--- Start INFORMATION SUPPLIED ---

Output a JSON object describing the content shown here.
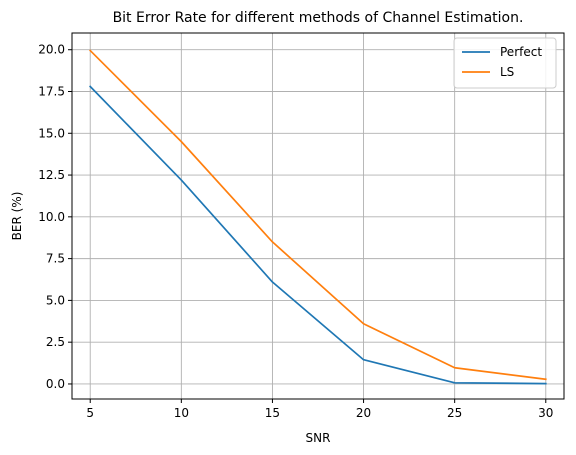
{
  "chart_data": {
    "type": "line",
    "title": "Bit Error Rate for different methods of Channel Estimation.",
    "xlabel": "SNR",
    "ylabel": "BER (%)",
    "x": [
      5,
      10,
      15,
      20,
      25,
      30
    ],
    "xlim": [
      4,
      31
    ],
    "ylim": [
      -0.9,
      21.0
    ],
    "xticks": [
      5,
      10,
      15,
      20,
      25,
      30
    ],
    "yticks": [
      0.0,
      2.5,
      5.0,
      7.5,
      10.0,
      12.5,
      15.0,
      17.5,
      20.0
    ],
    "xtick_labels": [
      "5",
      "10",
      "15",
      "20",
      "25",
      "30"
    ],
    "ytick_labels": [
      "0.0",
      "2.5",
      "5.0",
      "7.5",
      "10.0",
      "12.5",
      "15.0",
      "17.5",
      "20.0"
    ],
    "grid": true,
    "legend_position": "top-right",
    "series": [
      {
        "name": "Perfect",
        "color": "#1f77b4",
        "values": [
          17.8,
          12.2,
          6.1,
          1.45,
          0.07,
          0.02
        ]
      },
      {
        "name": "LS",
        "color": "#ff7f0e",
        "values": [
          19.95,
          14.5,
          8.5,
          3.6,
          0.97,
          0.28
        ]
      }
    ]
  }
}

--- End INFORMATION SUPPLIED ---

> [THE PROBLEM]:
Transcribe all of the material exactly, leaving out whatever pictures it contains.

> [EXERCISE RESPONSE]:
Output a JSON object describing the content shown here.
{
  "chart_data": {
    "type": "line",
    "title": "Bit Error Rate for different methods of Channel Estimation.",
    "xlabel": "SNR",
    "ylabel": "BER (%)",
    "x": [
      5,
      10,
      15,
      20,
      25,
      30
    ],
    "xlim": [
      4,
      31
    ],
    "ylim": [
      -0.9,
      21.0
    ],
    "xticks": [
      5,
      10,
      15,
      20,
      25,
      30
    ],
    "yticks": [
      0.0,
      2.5,
      5.0,
      7.5,
      10.0,
      12.5,
      15.0,
      17.5,
      20.0
    ],
    "xtick_labels": [
      "5",
      "10",
      "15",
      "20",
      "25",
      "30"
    ],
    "ytick_labels": [
      "0.0",
      "2.5",
      "5.0",
      "7.5",
      "10.0",
      "12.5",
      "15.0",
      "17.5",
      "20.0"
    ],
    "grid": true,
    "legend_position": "top-right",
    "series": [
      {
        "name": "Perfect",
        "color": "#1f77b4",
        "values": [
          17.8,
          12.2,
          6.1,
          1.45,
          0.07,
          0.02
        ]
      },
      {
        "name": "LS",
        "color": "#ff7f0e",
        "values": [
          19.95,
          14.5,
          8.5,
          3.6,
          0.97,
          0.28
        ]
      }
    ]
  }
}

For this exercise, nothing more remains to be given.